Task instructions:
Only the number is wanted: how many lines of these entries contain the word "Počet"?

Recorded data:
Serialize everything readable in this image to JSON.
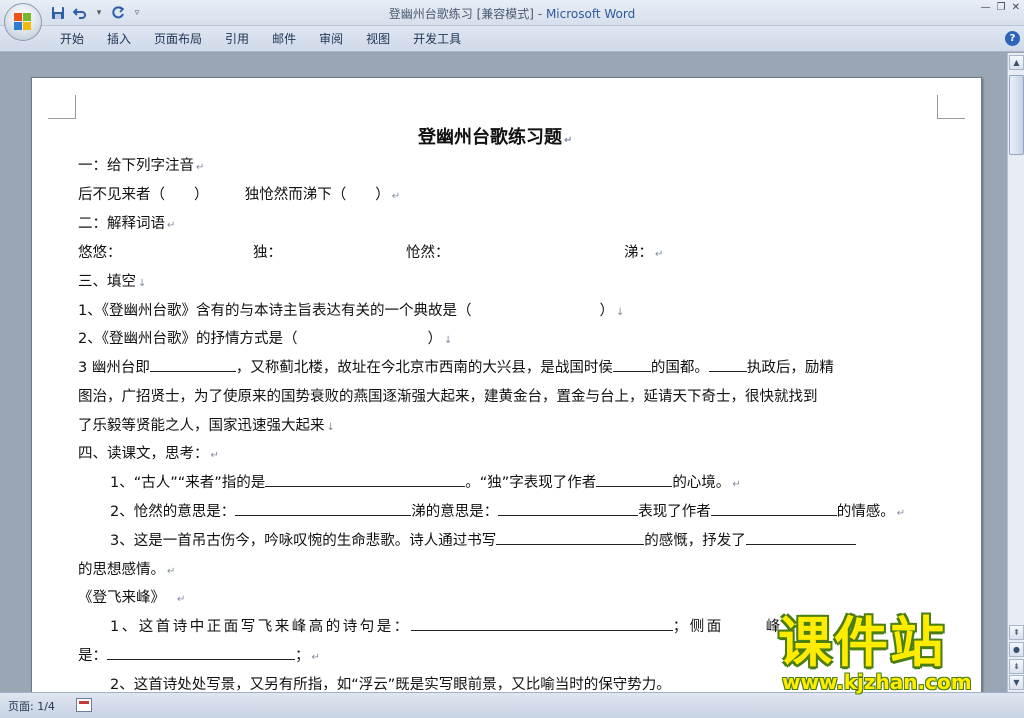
{
  "window": {
    "doc_title": "登幽州台歌练习 [兼容模式]",
    "separator": " - ",
    "app_name": "Microsoft Word"
  },
  "ribbon": {
    "tabs": [
      "开始",
      "插入",
      "页面布局",
      "引用",
      "邮件",
      "审阅",
      "视图",
      "开发工具"
    ]
  },
  "document": {
    "title": "登幽州台歌练习题",
    "lines": [
      "一：给下列字注音",
      "后不见来者（　　）　　　独怆然而涕下（　　）",
      "二：解释词语",
      "悠悠：",
      "独：",
      "怆然：",
      "涕：",
      "三、填空",
      "1、《登幽州台歌》含有的与本诗主旨表达有关的一个典故是（",
      "）",
      "2、《登幽州台歌》的抒情方式是（",
      "）",
      "3 幽州台即",
      "，又称蓟北楼，故址在今北京市西南的大兴县，是战国时侯",
      "的国都。",
      "执政后，励精",
      "图治，广招贤士，为了使原来的国势衰败的燕国逐渐强大起来，建黄金台，置金与台上，延请天下奇士，很快就找到",
      "了乐毅等贤能之人，国家迅速强大起来",
      "四、读课文，思考：",
      "1、“古人”“来者”指的是",
      "。“独”字表现了作者",
      "的心境。",
      "2、怆然的意思是：",
      "涕的意思是：",
      "表现了作者",
      "的情感。",
      "3、这是一首吊古伤今，吟咏叹惋的生命悲歌。诗人通过书写",
      "的感慨，抒发了",
      "的思想感情。",
      "《登飞来峰》",
      "1、这首诗中正面写飞来峰高的诗句是：",
      "；侧面",
      "峰",
      "诗句",
      "是：",
      "；",
      "2、这首诗处处写景，又另有所指，如“浮云”既是实写眼前景，又比喻当时的保守势力。"
    ]
  },
  "status": {
    "page": "页面: 1/4"
  },
  "watermark": {
    "title": "课件站",
    "url": "www.kjzhan.com"
  },
  "colors": {
    "ribbon_bg": "#dfe7f2",
    "workspace_bg": "#9aa6b4",
    "app_name": "#2c5a9c",
    "watermark": "#ffec00"
  }
}
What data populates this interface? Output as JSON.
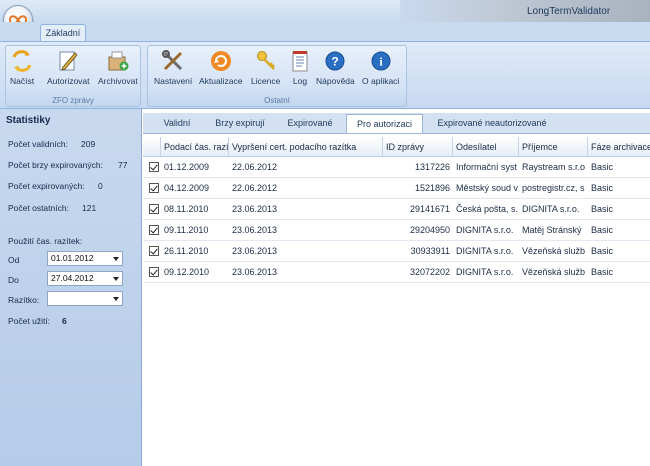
{
  "window": {
    "title": "LongTermValidator"
  },
  "ribbon": {
    "tab": "Základní",
    "groups": [
      {
        "label": "ZFO zprávy",
        "buttons": [
          "Načíst",
          "Autorizovat",
          "Archivovat"
        ]
      },
      {
        "label": "Ostatní",
        "buttons": [
          "Nastavení",
          "Aktualizace",
          "Licence",
          "Log",
          "Nápověda",
          "O aplikaci"
        ]
      }
    ]
  },
  "sidebar": {
    "title": "Statistiky",
    "stats": [
      {
        "label": "Počet validních:",
        "value": "209"
      },
      {
        "label": "Počet brzy expirovaných:",
        "value": "77"
      },
      {
        "label": "Počet expirovaných:",
        "value": "0"
      },
      {
        "label": "Počet ostatních:",
        "value": "121"
      }
    ],
    "stamp_usage_label": "Použití čas. razítek:",
    "from_label": "Od",
    "from_value": "01.01.2012",
    "to_label": "Do",
    "to_value": "27.04.2012",
    "stamp_label": "Razítko:",
    "stamp_value": "",
    "uses_label": "Počet užití:",
    "uses_value": "6"
  },
  "tabs": [
    "Validní",
    "Brzy expirují",
    "Expirované",
    "Pro autorizaci",
    "Expirované neautorizované"
  ],
  "active_tab": "Pro autorizaci",
  "table": {
    "columns": [
      "Podací čas. razí",
      "Vypršení cert. podacího razítka",
      "ID zprávy",
      "Odesílatel",
      "Příjemce",
      "Fáze archivace"
    ],
    "rows": [
      {
        "checked": true,
        "podaci": "01.12.2009",
        "vyprseni": "22.06.2012",
        "id": "1317226",
        "odesilatel": "Informační syst",
        "prijemce": "Raystream s.r.o",
        "faze": "Basic"
      },
      {
        "checked": true,
        "podaci": "04.12.2009",
        "vyprseni": "22.06.2012",
        "id": "1521896",
        "odesilatel": "Městský soud v",
        "prijemce": "postregistr.cz, s",
        "faze": "Basic"
      },
      {
        "checked": true,
        "podaci": "08.11.2010",
        "vyprseni": "23.06.2013",
        "id": "29141671",
        "odesilatel": "Česká pošta, s.",
        "prijemce": "DIGNITA s.r.o.",
        "faze": "Basic"
      },
      {
        "checked": true,
        "podaci": "09.11.2010",
        "vyprseni": "23.06.2013",
        "id": "29204950",
        "odesilatel": "DIGNITA s.r.o.",
        "prijemce": "Matěj Stránský",
        "faze": "Basic"
      },
      {
        "checked": true,
        "podaci": "26.11.2010",
        "vyprseni": "23.06.2013",
        "id": "30933911",
        "odesilatel": "DIGNITA s.r.o.",
        "prijemce": "Vězeňská služb",
        "faze": "Basic"
      },
      {
        "checked": true,
        "podaci": "09.12.2010",
        "vyprseni": "23.06.2013",
        "id": "32072202",
        "odesilatel": "DIGNITA s.r.o.",
        "prijemce": "Vězeňská služb",
        "faze": "Basic"
      }
    ]
  },
  "icons": {
    "orb": "infinity-logo-icon",
    "load": "folder-arrows-icon",
    "authorize": "pen-paper-icon",
    "archive": "archive-box-icon",
    "settings": "tools-icon",
    "update": "refresh-icon",
    "license": "key-icon",
    "log": "notepad-icon",
    "help": "help-icon",
    "about": "info-icon"
  },
  "colors": {
    "accent": "#3a78c9",
    "sidebar": "#bed1eb",
    "ribbon": "#d3e2f5"
  }
}
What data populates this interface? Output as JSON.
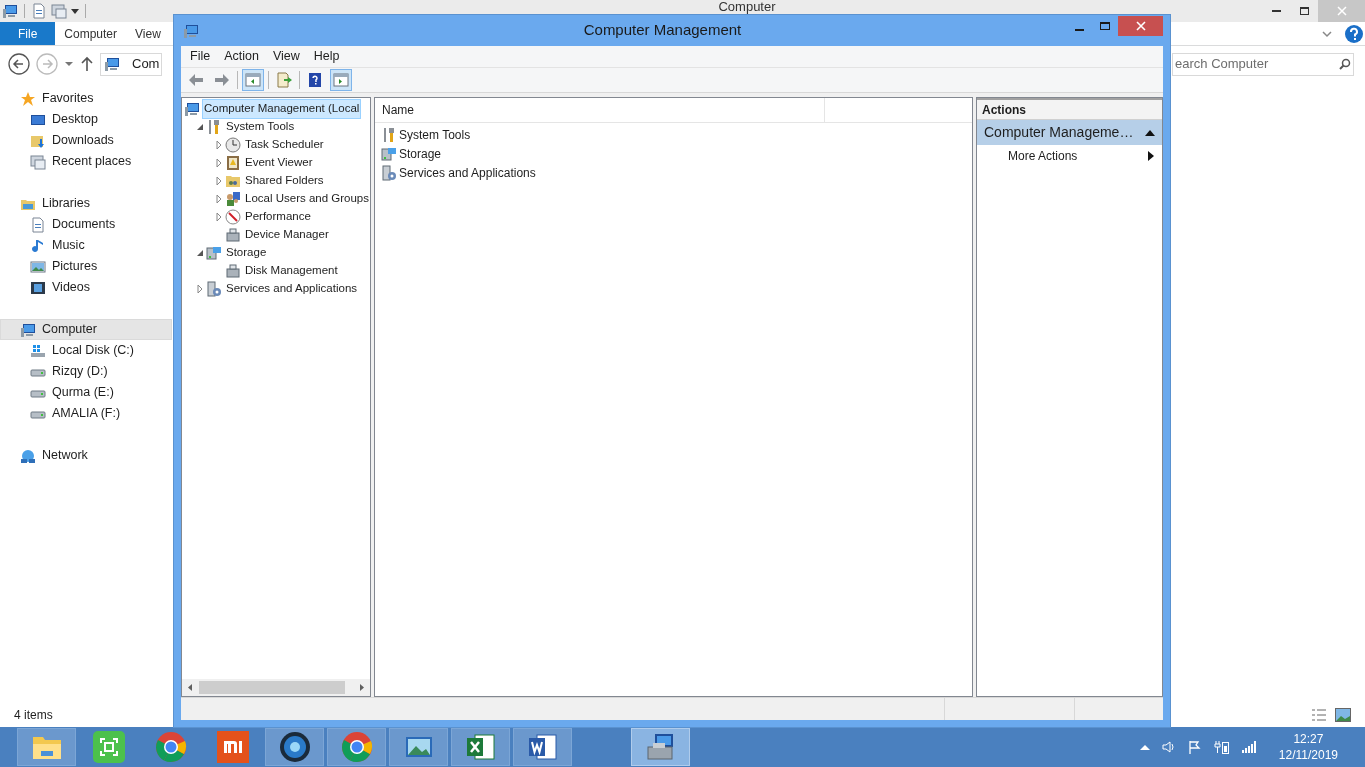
{
  "explorer": {
    "title": "Computer",
    "ribbon_tabs": [
      {
        "label": "File",
        "selected": true
      },
      {
        "label": "Computer",
        "selected": false
      },
      {
        "label": "View",
        "selected": false
      }
    ],
    "address": "Com",
    "search": {
      "placeholder": "earch Computer"
    },
    "nav": [
      {
        "label": "Favorites",
        "kind": "star",
        "group": true,
        "selected": false
      },
      {
        "label": "Desktop",
        "kind": "desktop",
        "group": false,
        "selected": false
      },
      {
        "label": "Downloads",
        "kind": "download",
        "group": false,
        "selected": false
      },
      {
        "label": "Recent places",
        "kind": "recent",
        "group": false,
        "selected": false
      },
      {
        "label": "Libraries",
        "kind": "library",
        "group": true,
        "selected": false
      },
      {
        "label": "Documents",
        "kind": "document",
        "group": false,
        "selected": false
      },
      {
        "label": "Music",
        "kind": "music",
        "group": false,
        "selected": false
      },
      {
        "label": "Pictures",
        "kind": "pictures",
        "group": false,
        "selected": false
      },
      {
        "label": "Videos",
        "kind": "videos",
        "group": false,
        "selected": false
      },
      {
        "label": "Computer",
        "kind": "computer",
        "group": true,
        "selected": true
      },
      {
        "label": "Local Disk (C:)",
        "kind": "windrive",
        "group": false,
        "selected": false
      },
      {
        "label": "Rizqy (D:)",
        "kind": "drive",
        "group": false,
        "selected": false
      },
      {
        "label": "Qurma (E:)",
        "kind": "drive",
        "group": false,
        "selected": false
      },
      {
        "label": "AMALIA (F:)",
        "kind": "drive",
        "group": false,
        "selected": false
      },
      {
        "label": "Network",
        "kind": "network",
        "group": true,
        "selected": false
      }
    ],
    "status": "4 items"
  },
  "window": {
    "title": "Computer Management",
    "menu": [
      "File",
      "Action",
      "View",
      "Help"
    ],
    "toolbar": [
      {
        "kind": "back",
        "selected": false
      },
      {
        "kind": "forward",
        "selected": false
      },
      {
        "kind": "pane-left",
        "selected": true
      },
      {
        "kind": "export",
        "selected": false
      },
      {
        "kind": "help",
        "selected": false
      },
      {
        "kind": "pane-right",
        "selected": true
      }
    ],
    "tree": [
      {
        "label": "Computer Management (Local",
        "kind": "computer",
        "selected": true,
        "children": [
          {
            "label": "System Tools",
            "kind": "tools",
            "selected": false,
            "expanded": true,
            "children": [
              {
                "label": "Task Scheduler",
                "kind": "clock",
                "selected": false,
                "expanded": false
              },
              {
                "label": "Event Viewer",
                "kind": "log",
                "selected": false,
                "expanded": false
              },
              {
                "label": "Shared Folders",
                "kind": "share",
                "selected": false,
                "expanded": false
              },
              {
                "label": "Local Users and Groups",
                "kind": "users",
                "selected": false,
                "expanded": false
              },
              {
                "label": "Performance",
                "kind": "gauge",
                "selected": false,
                "expanded": false
              },
              {
                "label": "Device Manager",
                "kind": "device",
                "selected": false
              }
            ]
          },
          {
            "label": "Storage",
            "kind": "storage",
            "selected": false,
            "expanded": true,
            "children": [
              {
                "label": "Disk Management",
                "kind": "device",
                "selected": false
              }
            ]
          },
          {
            "label": "Services and Applications",
            "kind": "services",
            "selected": false,
            "expanded": false
          }
        ]
      }
    ],
    "list": {
      "columns": [
        "Name"
      ],
      "rows": [
        {
          "label": "System Tools",
          "kind": "tools"
        },
        {
          "label": "Storage",
          "kind": "storage"
        },
        {
          "label": "Services and Applications",
          "kind": "services"
        }
      ]
    },
    "actions": {
      "title": "Actions",
      "section": "Computer Manageme…",
      "items": [
        "More Actions"
      ]
    }
  },
  "taskbar": {
    "apps": [
      {
        "kind": "explorer",
        "running": true,
        "selected": false
      },
      {
        "kind": "screenshot",
        "running": false,
        "selected": false
      },
      {
        "kind": "chrome",
        "running": false,
        "selected": false
      },
      {
        "kind": "mi",
        "running": false,
        "selected": false
      },
      {
        "kind": "disc",
        "running": true,
        "selected": false
      },
      {
        "kind": "chrome",
        "running": true,
        "selected": false
      },
      {
        "kind": "photos",
        "running": true,
        "selected": false
      },
      {
        "kind": "excel",
        "running": true,
        "selected": false
      },
      {
        "kind": "word",
        "running": true,
        "selected": false
      },
      {
        "kind": "management",
        "running": true,
        "selected": true
      }
    ],
    "time": "12:27",
    "date": "12/11/2019"
  }
}
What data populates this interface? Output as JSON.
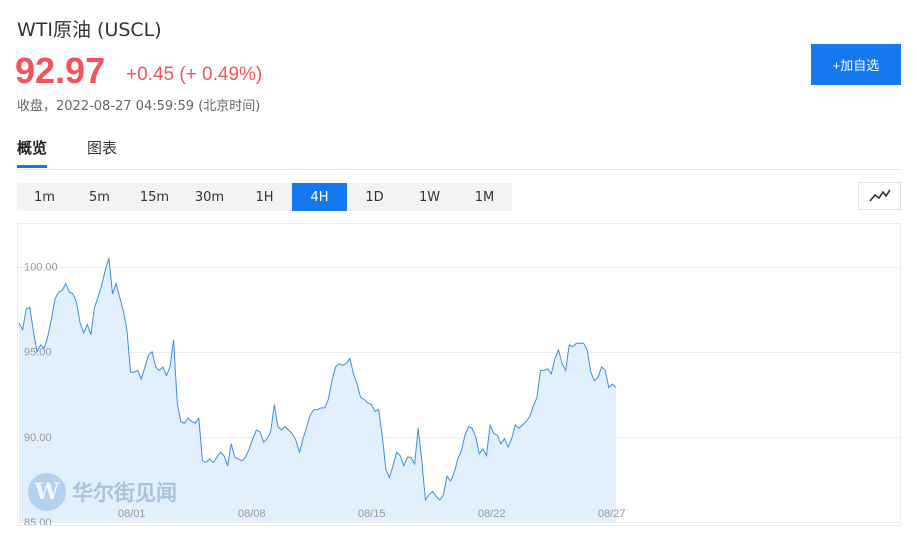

Exercise result:
5